• Stored data entries:
┌────────
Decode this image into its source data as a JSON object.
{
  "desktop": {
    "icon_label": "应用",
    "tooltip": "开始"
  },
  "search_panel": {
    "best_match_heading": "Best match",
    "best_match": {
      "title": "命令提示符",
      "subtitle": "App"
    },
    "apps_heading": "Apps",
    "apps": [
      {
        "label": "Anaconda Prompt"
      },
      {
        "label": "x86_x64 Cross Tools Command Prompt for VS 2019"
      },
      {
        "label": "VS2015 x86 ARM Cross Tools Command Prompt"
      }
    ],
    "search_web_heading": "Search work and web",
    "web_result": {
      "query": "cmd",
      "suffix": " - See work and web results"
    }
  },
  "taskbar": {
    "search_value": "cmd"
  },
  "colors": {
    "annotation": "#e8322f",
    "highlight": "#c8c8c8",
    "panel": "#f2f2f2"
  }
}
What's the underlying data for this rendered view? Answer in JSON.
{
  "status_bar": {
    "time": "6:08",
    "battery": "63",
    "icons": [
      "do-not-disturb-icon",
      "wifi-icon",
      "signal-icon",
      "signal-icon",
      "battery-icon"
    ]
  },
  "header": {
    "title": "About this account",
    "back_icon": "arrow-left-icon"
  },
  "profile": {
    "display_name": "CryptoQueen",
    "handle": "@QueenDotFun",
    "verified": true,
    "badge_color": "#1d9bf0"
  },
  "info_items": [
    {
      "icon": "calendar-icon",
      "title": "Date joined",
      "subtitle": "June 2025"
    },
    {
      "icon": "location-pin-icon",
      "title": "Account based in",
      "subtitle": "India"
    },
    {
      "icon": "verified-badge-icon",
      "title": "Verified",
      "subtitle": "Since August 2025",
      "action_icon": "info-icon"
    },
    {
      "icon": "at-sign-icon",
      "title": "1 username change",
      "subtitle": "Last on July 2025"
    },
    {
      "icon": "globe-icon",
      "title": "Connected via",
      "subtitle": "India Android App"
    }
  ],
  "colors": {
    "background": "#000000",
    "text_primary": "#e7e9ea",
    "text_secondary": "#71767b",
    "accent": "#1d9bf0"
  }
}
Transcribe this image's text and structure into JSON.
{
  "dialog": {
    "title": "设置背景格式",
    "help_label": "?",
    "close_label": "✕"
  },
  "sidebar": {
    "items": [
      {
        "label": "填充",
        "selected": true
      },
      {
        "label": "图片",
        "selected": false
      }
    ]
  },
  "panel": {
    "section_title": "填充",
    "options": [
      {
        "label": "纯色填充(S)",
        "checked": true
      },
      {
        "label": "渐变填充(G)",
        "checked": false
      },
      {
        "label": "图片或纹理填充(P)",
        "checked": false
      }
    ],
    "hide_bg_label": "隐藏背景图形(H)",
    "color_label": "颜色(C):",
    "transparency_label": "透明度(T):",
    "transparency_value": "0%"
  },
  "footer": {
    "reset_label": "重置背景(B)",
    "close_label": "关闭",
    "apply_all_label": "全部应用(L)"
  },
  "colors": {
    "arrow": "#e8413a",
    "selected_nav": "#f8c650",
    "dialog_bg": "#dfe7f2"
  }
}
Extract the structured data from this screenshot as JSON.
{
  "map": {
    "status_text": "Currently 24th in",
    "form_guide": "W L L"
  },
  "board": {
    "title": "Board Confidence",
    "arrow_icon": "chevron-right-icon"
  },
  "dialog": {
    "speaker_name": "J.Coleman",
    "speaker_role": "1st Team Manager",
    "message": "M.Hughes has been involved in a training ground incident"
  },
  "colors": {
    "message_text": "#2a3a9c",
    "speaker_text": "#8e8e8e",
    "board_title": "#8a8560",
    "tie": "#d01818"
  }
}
└────────
• Work to complete: The full set of records should be duplicated exactly.

• Correct result:
Decode this image into its source data as a JSON object.
{
  "desktop": {
    "icon_label": "应用",
    "tooltip": "开始"
  },
  "search_panel": {
    "best_match_heading": "Best match",
    "best_match": {
      "title": "命令提示符",
      "subtitle": "App"
    },
    "apps_heading": "Apps",
    "apps": [
      {
        "label": "Anaconda Prompt"
      },
      {
        "label": "x86_x64 Cross Tools Command Prompt for VS 2019"
      },
      {
        "label": "VS2015 x86 ARM Cross Tools Command Prompt"
      }
    ],
    "search_web_heading": "Search work and web",
    "web_result": {
      "query": "cmd",
      "suffix": " - See work and web results"
    }
  },
  "taskbar": {
    "search_value": "cmd"
  },
  "colors": {
    "annotation": "#e8322f",
    "highlight": "#c8c8c8",
    "panel": "#f2f2f2"
  }
}
What's the underlying data for this rendered view? Answer in JSON.
{
  "status_bar": {
    "time": "6:08",
    "battery": "63",
    "icons": [
      "do-not-disturb-icon",
      "wifi-icon",
      "signal-icon",
      "signal-icon",
      "battery-icon"
    ]
  },
  "header": {
    "title": "About this account",
    "back_icon": "arrow-left-icon"
  },
  "profile": {
    "display_name": "CryptoQueen",
    "handle": "@QueenDotFun",
    "verified": true,
    "badge_color": "#1d9bf0"
  },
  "info_items": [
    {
      "icon": "calendar-icon",
      "title": "Date joined",
      "subtitle": "June 2025"
    },
    {
      "icon": "location-pin-icon",
      "title": "Account based in",
      "subtitle": "India"
    },
    {
      "icon": "verified-badge-icon",
      "title": "Verified",
      "subtitle": "Since August 2025",
      "action_icon": "info-icon"
    },
    {
      "icon": "at-sign-icon",
      "title": "1 username change",
      "subtitle": "Last on July 2025"
    },
    {
      "icon": "globe-icon",
      "title": "Connected via",
      "subtitle": "India Android App"
    }
  ],
  "colors": {
    "background": "#000000",
    "text_primary": "#e7e9ea",
    "text_secondary": "#71767b",
    "accent": "#1d9bf0"
  }
}
Transcribe this image's text and structure into JSON.
{
  "dialog": {
    "title": "设置背景格式",
    "help_label": "?",
    "close_label": "✕"
  },
  "sidebar": {
    "items": [
      {
        "label": "填充",
        "selected": true
      },
      {
        "label": "图片",
        "selected": false
      }
    ]
  },
  "panel": {
    "section_title": "填充",
    "options": [
      {
        "label": "纯色填充(S)",
        "checked": true
      },
      {
        "label": "渐变填充(G)",
        "checked": false
      },
      {
        "label": "图片或纹理填充(P)",
        "checked": false
      }
    ],
    "hide_bg_label": "隐藏背景图形(H)",
    "color_label": "颜色(C):",
    "transparency_label": "透明度(T):",
    "transparency_value": "0%"
  },
  "footer": {
    "reset_label": "重置背景(B)",
    "close_label": "关闭",
    "apply_all_label": "全部应用(L)"
  },
  "colors": {
    "arrow": "#e8413a",
    "selected_nav": "#f8c650",
    "dialog_bg": "#dfe7f2"
  }
}
Extract the structured data from this screenshot as JSON.
{
  "map": {
    "status_text": "Currently 24th in",
    "form_guide": "W L L"
  },
  "board": {
    "title": "Board Confidence",
    "arrow_icon": "chevron-right-icon"
  },
  "dialog": {
    "speaker_name": "J.Coleman",
    "speaker_role": "1st Team Manager",
    "message": "M.Hughes has been involved in a training ground incident"
  },
  "colors": {
    "message_text": "#2a3a9c",
    "speaker_text": "#8e8e8e",
    "board_title": "#8a8560",
    "tie": "#d01818"
  }
}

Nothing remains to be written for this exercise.